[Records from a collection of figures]
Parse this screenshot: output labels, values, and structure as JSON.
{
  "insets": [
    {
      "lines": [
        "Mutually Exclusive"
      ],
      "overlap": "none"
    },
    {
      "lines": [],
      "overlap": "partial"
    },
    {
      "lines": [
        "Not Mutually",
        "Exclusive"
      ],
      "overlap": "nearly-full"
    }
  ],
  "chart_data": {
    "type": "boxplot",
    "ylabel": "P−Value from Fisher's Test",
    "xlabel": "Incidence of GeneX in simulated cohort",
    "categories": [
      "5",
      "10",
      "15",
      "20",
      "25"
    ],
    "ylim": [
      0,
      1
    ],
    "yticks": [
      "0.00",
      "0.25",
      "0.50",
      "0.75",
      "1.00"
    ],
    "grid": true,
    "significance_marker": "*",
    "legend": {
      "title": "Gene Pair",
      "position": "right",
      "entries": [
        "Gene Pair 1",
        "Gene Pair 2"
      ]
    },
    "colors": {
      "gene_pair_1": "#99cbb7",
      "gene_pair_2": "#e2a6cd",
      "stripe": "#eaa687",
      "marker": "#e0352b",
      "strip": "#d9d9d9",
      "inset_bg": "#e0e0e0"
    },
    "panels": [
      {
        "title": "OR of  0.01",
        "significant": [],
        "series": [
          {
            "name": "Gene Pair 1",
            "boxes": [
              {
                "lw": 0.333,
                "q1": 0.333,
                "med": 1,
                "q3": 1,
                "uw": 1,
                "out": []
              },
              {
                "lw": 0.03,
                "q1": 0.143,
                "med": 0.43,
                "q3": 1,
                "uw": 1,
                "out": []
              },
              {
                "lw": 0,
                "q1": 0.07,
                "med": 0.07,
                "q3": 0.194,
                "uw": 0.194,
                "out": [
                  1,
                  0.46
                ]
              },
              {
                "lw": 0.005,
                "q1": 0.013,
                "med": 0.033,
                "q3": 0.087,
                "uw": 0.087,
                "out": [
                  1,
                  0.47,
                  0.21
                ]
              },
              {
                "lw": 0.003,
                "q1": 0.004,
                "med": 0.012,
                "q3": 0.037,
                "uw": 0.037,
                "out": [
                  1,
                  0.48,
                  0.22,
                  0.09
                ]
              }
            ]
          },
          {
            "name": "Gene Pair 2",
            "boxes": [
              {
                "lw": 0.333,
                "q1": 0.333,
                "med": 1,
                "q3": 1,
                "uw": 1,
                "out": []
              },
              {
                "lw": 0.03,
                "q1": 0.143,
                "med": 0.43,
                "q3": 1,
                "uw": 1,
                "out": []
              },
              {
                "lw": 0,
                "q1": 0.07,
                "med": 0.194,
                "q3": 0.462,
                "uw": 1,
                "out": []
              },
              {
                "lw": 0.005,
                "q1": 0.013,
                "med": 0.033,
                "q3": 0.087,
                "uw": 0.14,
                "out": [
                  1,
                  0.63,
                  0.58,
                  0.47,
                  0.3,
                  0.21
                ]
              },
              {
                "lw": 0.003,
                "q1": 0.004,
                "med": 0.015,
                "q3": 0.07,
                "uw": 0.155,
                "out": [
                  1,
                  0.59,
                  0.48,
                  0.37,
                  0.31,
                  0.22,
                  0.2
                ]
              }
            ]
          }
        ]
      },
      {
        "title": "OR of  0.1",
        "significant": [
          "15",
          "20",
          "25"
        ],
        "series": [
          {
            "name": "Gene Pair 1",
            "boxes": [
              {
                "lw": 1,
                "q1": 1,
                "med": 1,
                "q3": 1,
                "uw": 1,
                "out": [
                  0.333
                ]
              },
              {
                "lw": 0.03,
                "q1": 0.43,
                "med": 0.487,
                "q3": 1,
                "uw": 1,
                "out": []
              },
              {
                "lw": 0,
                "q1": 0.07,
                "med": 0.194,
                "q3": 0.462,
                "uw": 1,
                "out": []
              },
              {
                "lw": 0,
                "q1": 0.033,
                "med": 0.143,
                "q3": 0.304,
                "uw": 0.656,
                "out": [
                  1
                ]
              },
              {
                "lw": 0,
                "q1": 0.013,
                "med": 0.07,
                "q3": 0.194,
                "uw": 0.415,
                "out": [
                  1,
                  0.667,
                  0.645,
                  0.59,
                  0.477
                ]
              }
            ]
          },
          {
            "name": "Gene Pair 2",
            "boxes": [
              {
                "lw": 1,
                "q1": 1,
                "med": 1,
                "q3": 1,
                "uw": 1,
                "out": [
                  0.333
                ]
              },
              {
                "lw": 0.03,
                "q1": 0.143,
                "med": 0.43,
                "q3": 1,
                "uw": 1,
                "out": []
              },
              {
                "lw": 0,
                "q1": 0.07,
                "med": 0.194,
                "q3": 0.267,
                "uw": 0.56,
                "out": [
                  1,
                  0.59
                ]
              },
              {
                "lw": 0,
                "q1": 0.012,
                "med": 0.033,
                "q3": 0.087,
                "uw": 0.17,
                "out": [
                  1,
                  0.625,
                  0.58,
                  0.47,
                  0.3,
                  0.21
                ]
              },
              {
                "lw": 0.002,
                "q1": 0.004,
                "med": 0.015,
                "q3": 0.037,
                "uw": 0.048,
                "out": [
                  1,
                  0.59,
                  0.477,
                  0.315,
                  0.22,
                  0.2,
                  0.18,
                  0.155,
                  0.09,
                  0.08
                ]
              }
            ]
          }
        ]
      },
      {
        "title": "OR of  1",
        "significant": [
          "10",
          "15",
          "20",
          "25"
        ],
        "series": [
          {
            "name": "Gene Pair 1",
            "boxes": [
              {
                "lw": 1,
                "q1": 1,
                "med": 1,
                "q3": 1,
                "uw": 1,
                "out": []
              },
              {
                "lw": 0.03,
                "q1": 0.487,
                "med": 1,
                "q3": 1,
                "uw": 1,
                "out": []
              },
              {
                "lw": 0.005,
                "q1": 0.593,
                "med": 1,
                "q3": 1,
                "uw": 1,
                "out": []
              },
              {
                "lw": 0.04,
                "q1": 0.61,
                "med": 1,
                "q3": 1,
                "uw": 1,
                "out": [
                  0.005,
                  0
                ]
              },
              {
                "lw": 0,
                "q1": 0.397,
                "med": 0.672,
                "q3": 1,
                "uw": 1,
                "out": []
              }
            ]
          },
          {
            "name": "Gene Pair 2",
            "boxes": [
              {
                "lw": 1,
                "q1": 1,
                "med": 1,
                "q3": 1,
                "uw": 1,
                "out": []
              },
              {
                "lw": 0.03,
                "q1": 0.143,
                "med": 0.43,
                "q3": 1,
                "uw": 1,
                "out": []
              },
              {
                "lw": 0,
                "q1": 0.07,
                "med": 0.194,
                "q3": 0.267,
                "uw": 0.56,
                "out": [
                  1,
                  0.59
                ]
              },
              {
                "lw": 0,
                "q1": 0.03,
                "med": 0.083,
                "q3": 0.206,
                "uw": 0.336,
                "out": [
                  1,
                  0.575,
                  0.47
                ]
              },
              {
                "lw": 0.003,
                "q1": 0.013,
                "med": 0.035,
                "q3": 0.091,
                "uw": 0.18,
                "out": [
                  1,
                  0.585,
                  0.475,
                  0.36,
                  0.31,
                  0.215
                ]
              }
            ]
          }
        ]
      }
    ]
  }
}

_What is expected_
Retype all of the material above with every character intact.

_Exercise response_
Parse this screenshot: output labels, values, and structure as JSON.
{
  "insets": [
    {
      "lines": [
        "Mutually Exclusive"
      ],
      "overlap": "none"
    },
    {
      "lines": [],
      "overlap": "partial"
    },
    {
      "lines": [
        "Not Mutually",
        "Exclusive"
      ],
      "overlap": "nearly-full"
    }
  ],
  "chart_data": {
    "type": "boxplot",
    "ylabel": "P−Value from Fisher's Test",
    "xlabel": "Incidence of GeneX in simulated cohort",
    "categories": [
      "5",
      "10",
      "15",
      "20",
      "25"
    ],
    "ylim": [
      0,
      1
    ],
    "yticks": [
      "0.00",
      "0.25",
      "0.50",
      "0.75",
      "1.00"
    ],
    "grid": true,
    "significance_marker": "*",
    "legend": {
      "title": "Gene Pair",
      "position": "right",
      "entries": [
        "Gene Pair 1",
        "Gene Pair 2"
      ]
    },
    "colors": {
      "gene_pair_1": "#99cbb7",
      "gene_pair_2": "#e2a6cd",
      "stripe": "#eaa687",
      "marker": "#e0352b",
      "strip": "#d9d9d9",
      "inset_bg": "#e0e0e0"
    },
    "panels": [
      {
        "title": "OR of  0.01",
        "significant": [],
        "series": [
          {
            "name": "Gene Pair 1",
            "boxes": [
              {
                "lw": 0.333,
                "q1": 0.333,
                "med": 1,
                "q3": 1,
                "uw": 1,
                "out": []
              },
              {
                "lw": 0.03,
                "q1": 0.143,
                "med": 0.43,
                "q3": 1,
                "uw": 1,
                "out": []
              },
              {
                "lw": 0,
                "q1": 0.07,
                "med": 0.07,
                "q3": 0.194,
                "uw": 0.194,
                "out": [
                  1,
                  0.46
                ]
              },
              {
                "lw": 0.005,
                "q1": 0.013,
                "med": 0.033,
                "q3": 0.087,
                "uw": 0.087,
                "out": [
                  1,
                  0.47,
                  0.21
                ]
              },
              {
                "lw": 0.003,
                "q1": 0.004,
                "med": 0.012,
                "q3": 0.037,
                "uw": 0.037,
                "out": [
                  1,
                  0.48,
                  0.22,
                  0.09
                ]
              }
            ]
          },
          {
            "name": "Gene Pair 2",
            "boxes": [
              {
                "lw": 0.333,
                "q1": 0.333,
                "med": 1,
                "q3": 1,
                "uw": 1,
                "out": []
              },
              {
                "lw": 0.03,
                "q1": 0.143,
                "med": 0.43,
                "q3": 1,
                "uw": 1,
                "out": []
              },
              {
                "lw": 0,
                "q1": 0.07,
                "med": 0.194,
                "q3": 0.462,
                "uw": 1,
                "out": []
              },
              {
                "lw": 0.005,
                "q1": 0.013,
                "med": 0.033,
                "q3": 0.087,
                "uw": 0.14,
                "out": [
                  1,
                  0.63,
                  0.58,
                  0.47,
                  0.3,
                  0.21
                ]
              },
              {
                "lw": 0.003,
                "q1": 0.004,
                "med": 0.015,
                "q3": 0.07,
                "uw": 0.155,
                "out": [
                  1,
                  0.59,
                  0.48,
                  0.37,
                  0.31,
                  0.22,
                  0.2
                ]
              }
            ]
          }
        ]
      },
      {
        "title": "OR of  0.1",
        "significant": [
          "15",
          "20",
          "25"
        ],
        "series": [
          {
            "name": "Gene Pair 1",
            "boxes": [
              {
                "lw": 1,
                "q1": 1,
                "med": 1,
                "q3": 1,
                "uw": 1,
                "out": [
                  0.333
                ]
              },
              {
                "lw": 0.03,
                "q1": 0.43,
                "med": 0.487,
                "q3": 1,
                "uw": 1,
                "out": []
              },
              {
                "lw": 0,
                "q1": 0.07,
                "med": 0.194,
                "q3": 0.462,
                "uw": 1,
                "out": []
              },
              {
                "lw": 0,
                "q1": 0.033,
                "med": 0.143,
                "q3": 0.304,
                "uw": 0.656,
                "out": [
                  1
                ]
              },
              {
                "lw": 0,
                "q1": 0.013,
                "med": 0.07,
                "q3": 0.194,
                "uw": 0.415,
                "out": [
                  1,
                  0.667,
                  0.645,
                  0.59,
                  0.477
                ]
              }
            ]
          },
          {
            "name": "Gene Pair 2",
            "boxes": [
              {
                "lw": 1,
                "q1": 1,
                "med": 1,
                "q3": 1,
                "uw": 1,
                "out": [
                  0.333
                ]
              },
              {
                "lw": 0.03,
                "q1": 0.143,
                "med": 0.43,
                "q3": 1,
                "uw": 1,
                "out": []
              },
              {
                "lw": 0,
                "q1": 0.07,
                "med": 0.194,
                "q3": 0.267,
                "uw": 0.56,
                "out": [
                  1,
                  0.59
                ]
              },
              {
                "lw": 0,
                "q1": 0.012,
                "med": 0.033,
                "q3": 0.087,
                "uw": 0.17,
                "out": [
                  1,
                  0.625,
                  0.58,
                  0.47,
                  0.3,
                  0.21
                ]
              },
              {
                "lw": 0.002,
                "q1": 0.004,
                "med": 0.015,
                "q3": 0.037,
                "uw": 0.048,
                "out": [
                  1,
                  0.59,
                  0.477,
                  0.315,
                  0.22,
                  0.2,
                  0.18,
                  0.155,
                  0.09,
                  0.08
                ]
              }
            ]
          }
        ]
      },
      {
        "title": "OR of  1",
        "significant": [
          "10",
          "15",
          "20",
          "25"
        ],
        "series": [
          {
            "name": "Gene Pair 1",
            "boxes": [
              {
                "lw": 1,
                "q1": 1,
                "med": 1,
                "q3": 1,
                "uw": 1,
                "out": []
              },
              {
                "lw": 0.03,
                "q1": 0.487,
                "med": 1,
                "q3": 1,
                "uw": 1,
                "out": []
              },
              {
                "lw": 0.005,
                "q1": 0.593,
                "med": 1,
                "q3": 1,
                "uw": 1,
                "out": []
              },
              {
                "lw": 0.04,
                "q1": 0.61,
                "med": 1,
                "q3": 1,
                "uw": 1,
                "out": [
                  0.005,
                  0
                ]
              },
              {
                "lw": 0,
                "q1": 0.397,
                "med": 0.672,
                "q3": 1,
                "uw": 1,
                "out": []
              }
            ]
          },
          {
            "name": "Gene Pair 2",
            "boxes": [
              {
                "lw": 1,
                "q1": 1,
                "med": 1,
                "q3": 1,
                "uw": 1,
                "out": []
              },
              {
                "lw": 0.03,
                "q1": 0.143,
                "med": 0.43,
                "q3": 1,
                "uw": 1,
                "out": []
              },
              {
                "lw": 0,
                "q1": 0.07,
                "med": 0.194,
                "q3": 0.267,
                "uw": 0.56,
                "out": [
                  1,
                  0.59
                ]
              },
              {
                "lw": 0,
                "q1": 0.03,
                "med": 0.083,
                "q3": 0.206,
                "uw": 0.336,
                "out": [
                  1,
                  0.575,
                  0.47
                ]
              },
              {
                "lw": 0.003,
                "q1": 0.013,
                "med": 0.035,
                "q3": 0.091,
                "uw": 0.18,
                "out": [
                  1,
                  0.585,
                  0.475,
                  0.36,
                  0.31,
                  0.215
                ]
              }
            ]
          }
        ]
      }
    ]
  }
}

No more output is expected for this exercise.